THE REQUEST: Please rewrite everything in the material from the line containing "Detect and localize" down to the line containing "running-indicator <box>685 765 689 769</box>", changing "interactable" to "clickable" and keeping all else the same. Omit the pictures.

MATERIAL FOR THIS EXERCISE:
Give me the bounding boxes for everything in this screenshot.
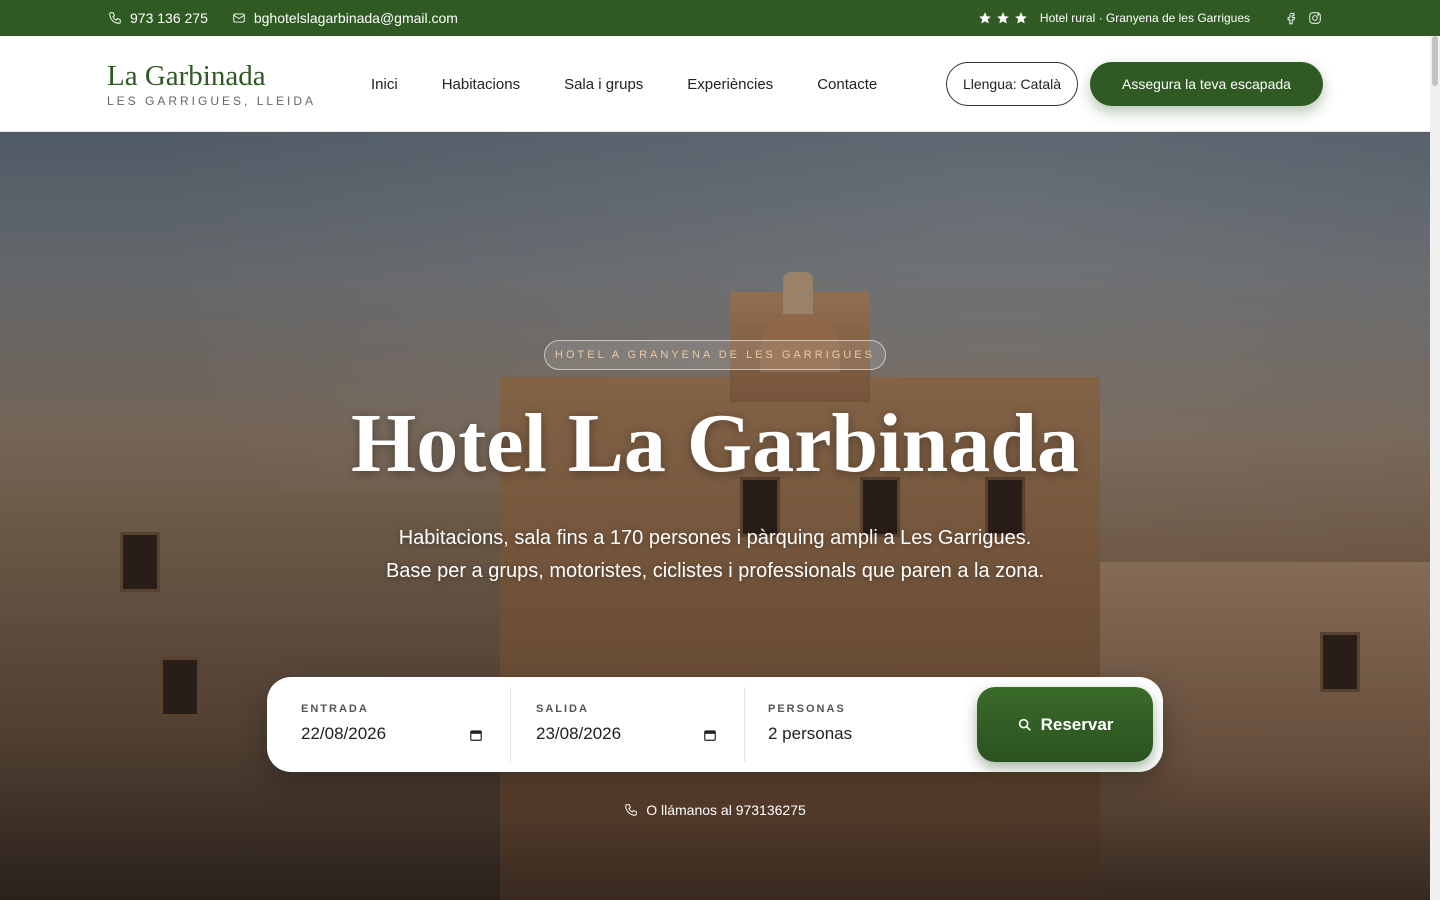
==
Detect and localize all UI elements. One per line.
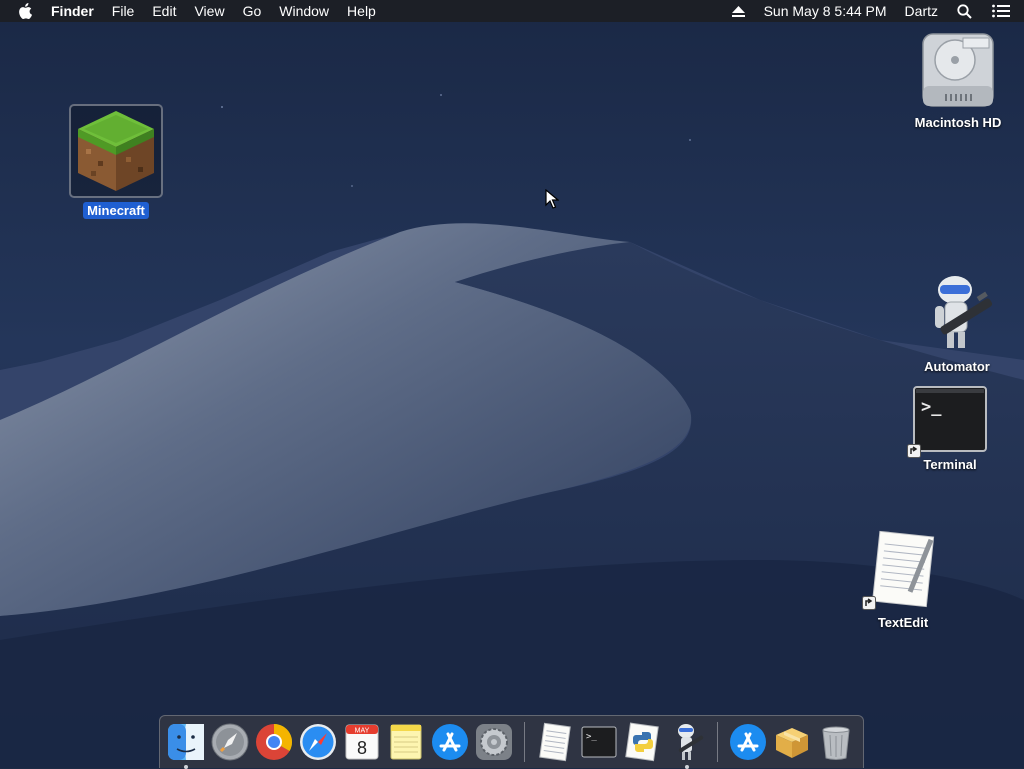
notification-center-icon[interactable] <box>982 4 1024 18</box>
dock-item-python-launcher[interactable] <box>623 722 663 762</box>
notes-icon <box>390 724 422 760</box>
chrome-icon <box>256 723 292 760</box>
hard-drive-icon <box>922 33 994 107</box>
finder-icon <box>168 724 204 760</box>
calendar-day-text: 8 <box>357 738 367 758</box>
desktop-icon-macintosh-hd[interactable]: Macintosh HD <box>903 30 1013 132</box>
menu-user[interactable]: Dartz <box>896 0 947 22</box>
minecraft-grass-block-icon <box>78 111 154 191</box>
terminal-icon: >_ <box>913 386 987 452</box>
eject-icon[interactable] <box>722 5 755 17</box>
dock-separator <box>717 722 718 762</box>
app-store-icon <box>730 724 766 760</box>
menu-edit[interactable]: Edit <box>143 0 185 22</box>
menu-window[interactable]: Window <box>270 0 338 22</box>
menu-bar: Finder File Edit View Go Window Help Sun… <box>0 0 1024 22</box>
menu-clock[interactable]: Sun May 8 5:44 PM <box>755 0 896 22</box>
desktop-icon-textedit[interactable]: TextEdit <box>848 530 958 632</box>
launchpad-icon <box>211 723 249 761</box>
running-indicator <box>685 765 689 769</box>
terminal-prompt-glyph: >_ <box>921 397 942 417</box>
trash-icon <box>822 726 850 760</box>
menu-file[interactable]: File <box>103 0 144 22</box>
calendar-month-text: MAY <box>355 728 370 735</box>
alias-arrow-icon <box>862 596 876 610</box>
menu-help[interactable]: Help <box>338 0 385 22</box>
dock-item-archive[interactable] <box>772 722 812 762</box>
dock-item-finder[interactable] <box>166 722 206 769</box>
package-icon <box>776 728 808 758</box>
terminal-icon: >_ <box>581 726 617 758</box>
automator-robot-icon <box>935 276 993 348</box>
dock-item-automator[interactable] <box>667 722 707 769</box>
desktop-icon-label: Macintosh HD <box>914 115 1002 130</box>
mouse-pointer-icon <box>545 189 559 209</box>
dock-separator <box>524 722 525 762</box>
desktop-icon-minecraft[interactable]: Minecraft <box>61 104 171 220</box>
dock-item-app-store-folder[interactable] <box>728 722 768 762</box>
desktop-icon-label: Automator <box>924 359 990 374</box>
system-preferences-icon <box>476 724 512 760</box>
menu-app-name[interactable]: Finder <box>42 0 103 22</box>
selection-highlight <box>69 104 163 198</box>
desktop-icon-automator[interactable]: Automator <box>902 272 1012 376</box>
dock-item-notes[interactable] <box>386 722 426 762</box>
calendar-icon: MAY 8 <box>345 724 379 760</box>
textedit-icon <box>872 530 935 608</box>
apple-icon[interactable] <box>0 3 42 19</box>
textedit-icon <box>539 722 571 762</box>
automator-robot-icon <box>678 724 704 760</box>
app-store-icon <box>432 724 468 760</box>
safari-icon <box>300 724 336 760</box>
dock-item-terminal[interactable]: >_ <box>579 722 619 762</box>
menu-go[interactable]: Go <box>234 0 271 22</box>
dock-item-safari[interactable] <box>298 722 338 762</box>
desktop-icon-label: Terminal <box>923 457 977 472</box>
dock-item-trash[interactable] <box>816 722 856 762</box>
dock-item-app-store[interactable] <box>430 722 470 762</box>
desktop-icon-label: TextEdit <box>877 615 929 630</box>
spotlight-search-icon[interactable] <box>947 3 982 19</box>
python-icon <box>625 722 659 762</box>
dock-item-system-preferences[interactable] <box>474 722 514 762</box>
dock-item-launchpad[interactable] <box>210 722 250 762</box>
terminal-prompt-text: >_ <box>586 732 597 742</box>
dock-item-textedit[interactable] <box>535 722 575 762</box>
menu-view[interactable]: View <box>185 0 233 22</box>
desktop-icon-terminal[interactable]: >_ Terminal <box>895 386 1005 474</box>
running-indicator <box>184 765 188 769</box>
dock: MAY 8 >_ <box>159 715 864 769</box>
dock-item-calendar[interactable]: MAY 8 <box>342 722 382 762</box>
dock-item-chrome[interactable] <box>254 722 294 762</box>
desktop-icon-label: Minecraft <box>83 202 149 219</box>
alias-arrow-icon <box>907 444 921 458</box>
...
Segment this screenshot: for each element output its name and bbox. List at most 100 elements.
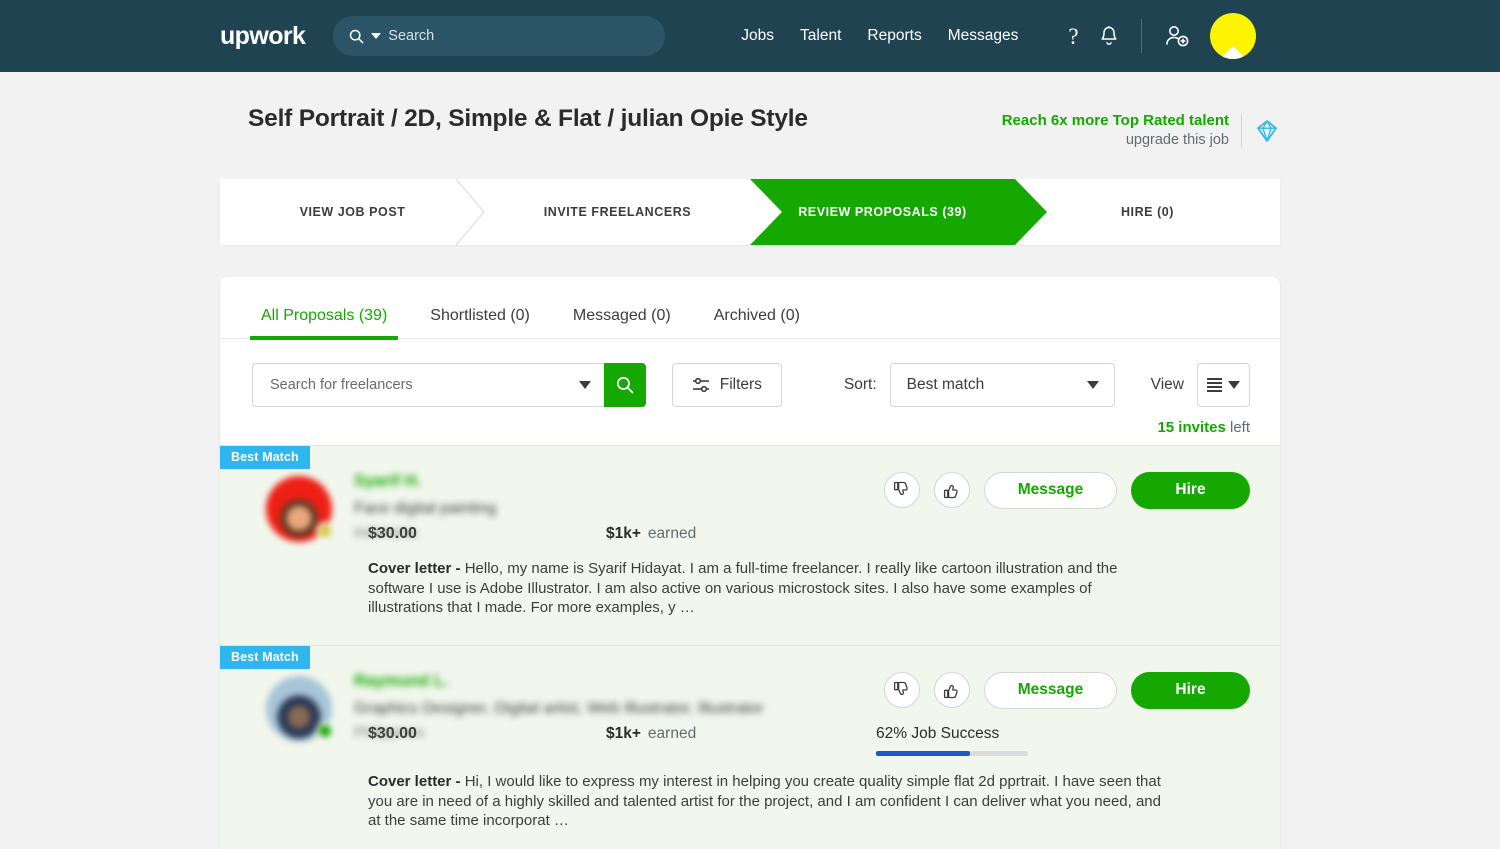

EXPECTED ANSWER:
Detect and localize all UI elements. One per line.
notification-center-icon[clickable] <box>982 4 1024 18</box>
dock-item-python-launcher[clickable] <box>623 722 663 762</box>
notes-icon <box>390 724 422 760</box>
chrome-icon <box>256 723 292 760</box>
hard-drive-icon <box>922 33 994 107</box>
finder-icon <box>168 724 204 760</box>
calendar-day-text: 8 <box>357 738 367 758</box>
desktop-icon-macintosh-hd[clickable]: Macintosh HD <box>903 30 1013 132</box>
menu-user[clickable]: Dartz <box>896 0 947 22</box>
minecraft-grass-block-icon <box>78 111 154 191</box>
terminal-icon: >_ <box>913 386 987 452</box>
eject-icon[clickable] <box>722 5 755 17</box>
dock-separator <box>717 722 718 762</box>
app-store-icon <box>730 724 766 760</box>
menu-edit[clickable]: Edit <box>143 0 185 22</box>
menu-window[clickable]: Window <box>270 0 338 22</box>
menu-bar: Finder File Edit View Go Window Help Sun… <box>0 0 1024 22</box>
menu-clock[clickable]: Sun May 8 5:44 PM <box>755 0 896 22</box>
desktop-icon-textedit[clickable]: TextEdit <box>848 530 958 632</box>
launchpad-icon <box>211 723 249 761</box>
running-indicator <box>685 765 689 769</box>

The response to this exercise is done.